Exercise task »
Make an exact copy of the records, with the pictures left out.

####

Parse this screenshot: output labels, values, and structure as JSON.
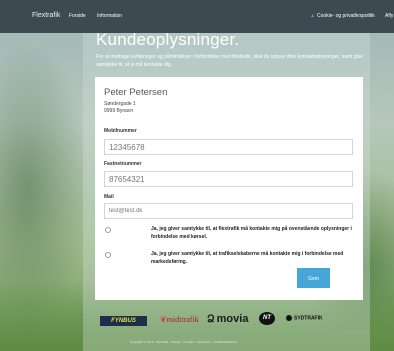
{
  "nav": {
    "brand": "Flextrafik",
    "items": [
      "Forside",
      "Information"
    ],
    "right_items": [
      "Cookie- og privatlivspolitik",
      "Afly"
    ]
  },
  "page": {
    "title": "Kundeoplysninger.",
    "intro": "For at modtage kvitteringer og påmindelser i forbindelse med flextrafik, skal du oplyse dine kontaktoplysninger, samt give samtykke til, at vi må kontakte dig."
  },
  "customer": {
    "name": "Peter Petersen",
    "street": "Søndergade 1",
    "city": "9999 Bynavn"
  },
  "form": {
    "mobile": {
      "label": "Mobilnummer",
      "value": "12345678"
    },
    "landline": {
      "label": "Fastnetnummer",
      "value": "87654321"
    },
    "mail": {
      "label": "Mail",
      "value": "test@test.dk"
    },
    "consent1": "Ja, jeg giver samtykke til, at flextrafik må kontakte mig på ovenstående oplysninger i forbindelse med kørsel.",
    "consent2": "Ja, jeg giver samtykke til, at trafikselskaberne må kontakte mig i forbindelse med markedsføring.",
    "save_label": "Gem"
  },
  "logos": {
    "fynbus": "FYNBUS",
    "midttrafik": "midttrafik",
    "movia": "movia",
    "nt": "NT",
    "sydtrafik": "SYDTRAFIK"
  },
  "footer": "Copyright © 2014 · Flextrafik · Privacy · Kontakt · Information · Trafikselskaberne"
}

####

Reply to the task »
Parse this screenshot: output labels, values, and structure as JSON.
{
  "nav": {
    "brand": "Flextrafik",
    "items": [
      "Forside",
      "Information"
    ],
    "right_items": [
      "Cookie- og privatlivspolitik",
      "Afly"
    ]
  },
  "page": {
    "title": "Kundeoplysninger.",
    "intro": "For at modtage kvitteringer og påmindelser i forbindelse med flextrafik, skal du oplyse dine kontaktoplysninger, samt give samtykke til, at vi må kontakte dig."
  },
  "customer": {
    "name": "Peter Petersen",
    "street": "Søndergade 1",
    "city": "9999 Bynavn"
  },
  "form": {
    "mobile": {
      "label": "Mobilnummer",
      "value": "12345678"
    },
    "landline": {
      "label": "Fastnetnummer",
      "value": "87654321"
    },
    "mail": {
      "label": "Mail",
      "value": "test@test.dk"
    },
    "consent1": "Ja, jeg giver samtykke til, at flextrafik må kontakte mig på ovenstående oplysninger i forbindelse med kørsel.",
    "consent2": "Ja, jeg giver samtykke til, at trafikselskaberne må kontakte mig i forbindelse med markedsføring.",
    "save_label": "Gem"
  },
  "logos": {
    "fynbus": "FYNBUS",
    "midttrafik": "midttrafik",
    "movia": "movia",
    "nt": "NT",
    "sydtrafik": "SYDTRAFIK"
  },
  "footer": "Copyright © 2014 · Flextrafik · Privacy · Kontakt · Information · Trafikselskaberne"
}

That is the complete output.